Wherever the word "privilèges" appears in a line, extract that line.

◇ ◇ ◇ ◇ ◇

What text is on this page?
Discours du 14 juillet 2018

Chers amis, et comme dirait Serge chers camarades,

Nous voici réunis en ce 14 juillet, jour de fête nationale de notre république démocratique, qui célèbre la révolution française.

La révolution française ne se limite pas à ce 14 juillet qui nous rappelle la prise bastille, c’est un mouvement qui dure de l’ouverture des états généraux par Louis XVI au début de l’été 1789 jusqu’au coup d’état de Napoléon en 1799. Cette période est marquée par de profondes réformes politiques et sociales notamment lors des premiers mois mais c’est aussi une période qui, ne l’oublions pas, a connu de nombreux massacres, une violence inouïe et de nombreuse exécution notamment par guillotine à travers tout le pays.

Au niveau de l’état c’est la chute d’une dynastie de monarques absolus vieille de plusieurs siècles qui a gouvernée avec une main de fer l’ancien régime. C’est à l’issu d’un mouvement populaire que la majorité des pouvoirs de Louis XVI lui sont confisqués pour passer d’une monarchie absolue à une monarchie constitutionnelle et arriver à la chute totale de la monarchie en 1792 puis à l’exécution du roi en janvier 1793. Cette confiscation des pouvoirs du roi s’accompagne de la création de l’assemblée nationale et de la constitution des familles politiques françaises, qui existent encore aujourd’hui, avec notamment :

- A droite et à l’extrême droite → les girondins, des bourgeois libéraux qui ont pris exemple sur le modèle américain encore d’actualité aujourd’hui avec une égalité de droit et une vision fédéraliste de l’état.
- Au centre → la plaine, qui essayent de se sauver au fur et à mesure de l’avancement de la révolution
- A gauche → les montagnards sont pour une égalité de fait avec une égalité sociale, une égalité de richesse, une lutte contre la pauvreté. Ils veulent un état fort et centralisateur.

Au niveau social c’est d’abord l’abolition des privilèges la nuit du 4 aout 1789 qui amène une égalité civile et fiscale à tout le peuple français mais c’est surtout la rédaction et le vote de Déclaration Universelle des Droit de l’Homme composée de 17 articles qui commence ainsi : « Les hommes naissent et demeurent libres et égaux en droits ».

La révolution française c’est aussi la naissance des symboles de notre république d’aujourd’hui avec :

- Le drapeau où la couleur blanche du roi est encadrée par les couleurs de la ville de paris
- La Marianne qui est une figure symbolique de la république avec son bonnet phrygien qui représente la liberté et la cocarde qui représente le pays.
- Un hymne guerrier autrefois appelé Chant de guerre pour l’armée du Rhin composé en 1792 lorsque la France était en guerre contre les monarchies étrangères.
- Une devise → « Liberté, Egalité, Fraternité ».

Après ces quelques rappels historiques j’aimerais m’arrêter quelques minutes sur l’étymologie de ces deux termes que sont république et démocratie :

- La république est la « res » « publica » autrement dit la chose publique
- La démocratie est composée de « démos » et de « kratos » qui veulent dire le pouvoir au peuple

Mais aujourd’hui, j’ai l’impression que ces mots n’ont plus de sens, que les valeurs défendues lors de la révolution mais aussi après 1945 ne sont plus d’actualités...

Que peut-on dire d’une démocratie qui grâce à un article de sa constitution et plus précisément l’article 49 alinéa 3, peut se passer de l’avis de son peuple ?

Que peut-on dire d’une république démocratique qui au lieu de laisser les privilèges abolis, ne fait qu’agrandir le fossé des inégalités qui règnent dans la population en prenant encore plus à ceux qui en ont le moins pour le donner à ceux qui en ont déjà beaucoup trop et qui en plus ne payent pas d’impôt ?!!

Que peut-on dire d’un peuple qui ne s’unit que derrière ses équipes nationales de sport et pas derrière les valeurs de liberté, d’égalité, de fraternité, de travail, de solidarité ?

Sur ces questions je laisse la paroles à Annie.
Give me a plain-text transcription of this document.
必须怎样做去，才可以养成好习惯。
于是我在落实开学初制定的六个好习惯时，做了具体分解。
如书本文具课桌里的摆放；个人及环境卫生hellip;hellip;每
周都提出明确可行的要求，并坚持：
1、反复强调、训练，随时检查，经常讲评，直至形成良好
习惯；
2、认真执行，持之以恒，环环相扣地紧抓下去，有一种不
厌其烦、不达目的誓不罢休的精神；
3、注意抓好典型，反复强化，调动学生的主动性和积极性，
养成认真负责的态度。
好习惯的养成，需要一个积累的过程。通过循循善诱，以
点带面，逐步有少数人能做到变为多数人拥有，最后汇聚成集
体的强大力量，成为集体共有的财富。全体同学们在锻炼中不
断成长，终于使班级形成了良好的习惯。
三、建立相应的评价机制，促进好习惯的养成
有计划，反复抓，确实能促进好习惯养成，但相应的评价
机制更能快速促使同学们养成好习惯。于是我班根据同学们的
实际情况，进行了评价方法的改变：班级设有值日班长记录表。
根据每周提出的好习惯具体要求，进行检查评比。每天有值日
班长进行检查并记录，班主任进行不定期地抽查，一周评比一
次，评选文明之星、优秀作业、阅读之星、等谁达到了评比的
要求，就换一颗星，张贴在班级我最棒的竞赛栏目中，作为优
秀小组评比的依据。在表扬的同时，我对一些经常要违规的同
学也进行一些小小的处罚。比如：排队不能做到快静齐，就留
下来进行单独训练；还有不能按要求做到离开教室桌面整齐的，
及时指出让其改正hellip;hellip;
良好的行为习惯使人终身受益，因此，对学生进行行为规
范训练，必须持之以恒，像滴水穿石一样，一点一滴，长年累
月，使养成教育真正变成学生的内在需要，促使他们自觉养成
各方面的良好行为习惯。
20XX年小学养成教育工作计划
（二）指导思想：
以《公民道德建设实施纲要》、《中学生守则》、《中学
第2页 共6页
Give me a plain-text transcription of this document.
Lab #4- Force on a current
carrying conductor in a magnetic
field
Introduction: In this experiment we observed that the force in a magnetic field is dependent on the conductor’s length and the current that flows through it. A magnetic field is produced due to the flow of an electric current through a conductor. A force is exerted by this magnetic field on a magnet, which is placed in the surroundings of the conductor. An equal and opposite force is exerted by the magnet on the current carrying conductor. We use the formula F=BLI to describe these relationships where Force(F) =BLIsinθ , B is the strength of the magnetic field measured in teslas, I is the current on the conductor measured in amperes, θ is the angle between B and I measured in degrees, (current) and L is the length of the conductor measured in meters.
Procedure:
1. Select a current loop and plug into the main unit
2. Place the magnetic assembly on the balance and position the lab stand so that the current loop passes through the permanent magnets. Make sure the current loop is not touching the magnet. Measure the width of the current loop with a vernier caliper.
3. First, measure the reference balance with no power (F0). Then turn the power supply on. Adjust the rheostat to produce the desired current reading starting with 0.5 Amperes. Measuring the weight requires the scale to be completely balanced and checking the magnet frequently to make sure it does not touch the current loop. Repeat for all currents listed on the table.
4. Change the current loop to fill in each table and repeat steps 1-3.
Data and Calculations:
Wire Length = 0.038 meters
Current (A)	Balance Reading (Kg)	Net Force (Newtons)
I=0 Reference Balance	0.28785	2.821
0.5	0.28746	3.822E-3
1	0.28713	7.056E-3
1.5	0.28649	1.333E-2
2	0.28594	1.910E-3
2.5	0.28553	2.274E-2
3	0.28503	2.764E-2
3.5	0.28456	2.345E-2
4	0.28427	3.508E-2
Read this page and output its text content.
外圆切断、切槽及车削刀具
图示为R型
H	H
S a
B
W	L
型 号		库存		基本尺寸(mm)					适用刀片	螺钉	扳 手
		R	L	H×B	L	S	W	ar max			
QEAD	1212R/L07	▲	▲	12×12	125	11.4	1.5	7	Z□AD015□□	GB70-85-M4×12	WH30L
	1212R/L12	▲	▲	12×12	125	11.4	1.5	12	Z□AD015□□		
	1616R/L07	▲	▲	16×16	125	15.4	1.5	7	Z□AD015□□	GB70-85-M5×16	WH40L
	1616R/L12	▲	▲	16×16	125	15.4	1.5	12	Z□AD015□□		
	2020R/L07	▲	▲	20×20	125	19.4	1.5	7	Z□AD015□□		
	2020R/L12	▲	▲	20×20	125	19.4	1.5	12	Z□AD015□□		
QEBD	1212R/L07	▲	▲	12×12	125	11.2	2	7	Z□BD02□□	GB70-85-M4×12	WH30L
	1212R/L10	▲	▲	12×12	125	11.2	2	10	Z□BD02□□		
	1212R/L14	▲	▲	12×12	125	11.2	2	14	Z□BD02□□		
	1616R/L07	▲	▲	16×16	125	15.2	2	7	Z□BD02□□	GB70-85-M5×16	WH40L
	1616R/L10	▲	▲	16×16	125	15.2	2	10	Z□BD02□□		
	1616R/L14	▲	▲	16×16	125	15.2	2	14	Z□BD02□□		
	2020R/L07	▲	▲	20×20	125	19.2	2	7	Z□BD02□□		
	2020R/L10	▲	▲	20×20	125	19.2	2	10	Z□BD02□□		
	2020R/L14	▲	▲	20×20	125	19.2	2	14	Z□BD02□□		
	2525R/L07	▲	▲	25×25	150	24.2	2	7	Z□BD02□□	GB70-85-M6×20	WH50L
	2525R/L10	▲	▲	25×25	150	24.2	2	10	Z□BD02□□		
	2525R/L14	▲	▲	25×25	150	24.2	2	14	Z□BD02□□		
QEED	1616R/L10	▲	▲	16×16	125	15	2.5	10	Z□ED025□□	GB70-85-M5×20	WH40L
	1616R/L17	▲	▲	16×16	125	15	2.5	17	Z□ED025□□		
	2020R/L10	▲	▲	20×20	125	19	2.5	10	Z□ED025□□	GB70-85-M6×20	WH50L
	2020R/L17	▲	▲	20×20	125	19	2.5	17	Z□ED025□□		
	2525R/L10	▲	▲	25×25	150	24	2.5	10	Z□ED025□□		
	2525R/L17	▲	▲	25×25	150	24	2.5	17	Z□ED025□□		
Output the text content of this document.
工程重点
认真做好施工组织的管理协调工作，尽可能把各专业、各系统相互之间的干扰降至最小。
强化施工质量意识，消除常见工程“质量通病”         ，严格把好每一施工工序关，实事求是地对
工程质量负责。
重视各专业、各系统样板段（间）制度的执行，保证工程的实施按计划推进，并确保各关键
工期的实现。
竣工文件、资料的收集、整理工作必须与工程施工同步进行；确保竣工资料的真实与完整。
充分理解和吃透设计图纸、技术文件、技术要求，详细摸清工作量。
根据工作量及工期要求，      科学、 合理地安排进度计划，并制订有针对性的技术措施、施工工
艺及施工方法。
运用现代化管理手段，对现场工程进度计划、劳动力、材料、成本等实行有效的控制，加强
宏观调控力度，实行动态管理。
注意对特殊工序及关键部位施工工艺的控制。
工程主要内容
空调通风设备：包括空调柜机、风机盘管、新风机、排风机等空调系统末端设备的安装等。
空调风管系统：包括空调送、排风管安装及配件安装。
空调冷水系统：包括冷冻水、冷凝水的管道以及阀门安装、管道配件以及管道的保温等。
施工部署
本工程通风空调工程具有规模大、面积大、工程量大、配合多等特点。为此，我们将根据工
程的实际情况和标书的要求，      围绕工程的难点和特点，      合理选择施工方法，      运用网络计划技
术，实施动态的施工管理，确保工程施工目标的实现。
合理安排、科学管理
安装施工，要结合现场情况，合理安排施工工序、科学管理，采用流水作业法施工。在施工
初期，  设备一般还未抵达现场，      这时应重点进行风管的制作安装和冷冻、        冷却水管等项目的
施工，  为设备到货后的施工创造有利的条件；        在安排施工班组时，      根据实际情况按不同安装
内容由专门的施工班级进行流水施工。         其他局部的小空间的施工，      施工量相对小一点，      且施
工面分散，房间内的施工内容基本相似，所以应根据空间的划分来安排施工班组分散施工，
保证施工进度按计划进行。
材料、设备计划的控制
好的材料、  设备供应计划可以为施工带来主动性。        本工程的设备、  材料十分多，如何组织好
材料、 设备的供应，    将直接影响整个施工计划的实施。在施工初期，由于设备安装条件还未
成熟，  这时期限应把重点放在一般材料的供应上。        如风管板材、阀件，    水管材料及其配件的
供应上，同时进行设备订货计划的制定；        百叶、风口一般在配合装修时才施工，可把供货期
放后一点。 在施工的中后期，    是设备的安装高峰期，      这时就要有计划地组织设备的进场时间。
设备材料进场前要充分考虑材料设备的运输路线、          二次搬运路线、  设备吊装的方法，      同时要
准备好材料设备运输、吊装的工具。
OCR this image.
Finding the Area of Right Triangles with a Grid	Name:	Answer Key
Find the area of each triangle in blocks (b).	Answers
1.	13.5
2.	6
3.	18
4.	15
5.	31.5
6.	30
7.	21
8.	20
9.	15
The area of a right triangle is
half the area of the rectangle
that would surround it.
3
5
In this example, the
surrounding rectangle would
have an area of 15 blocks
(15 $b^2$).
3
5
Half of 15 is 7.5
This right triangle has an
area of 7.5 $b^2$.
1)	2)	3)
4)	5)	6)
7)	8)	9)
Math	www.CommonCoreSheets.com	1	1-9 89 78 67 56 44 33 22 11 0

◇ ◇ ◇ ◇ ◇

- _EXERCISE SOLUTION_:
Au niveau social c’est d’abord l’abolition des privilèges la nuit du 4 aout 1789 qui amène une égalité civile et fiscale à tout le peuple français mais c’est surtout la rédaction et le vote de Déclaration Universelle des Droit de l’Homme composée de 17 articles qui commence ainsi : « Les hommes naissent et demeurent libres et égaux en droits ».
Que peut-on dire d’une république démocratique qui au lieu de laisser les privilèges abolis, ne fait qu’agrandir le fossé des inégalités qui règnent dans la population en prenant encore plus à ceux qui en ont le moins pour le donner à ceux qui en ont déjà beaucoup trop et qui en plus ne payent pas d’impôt ?!!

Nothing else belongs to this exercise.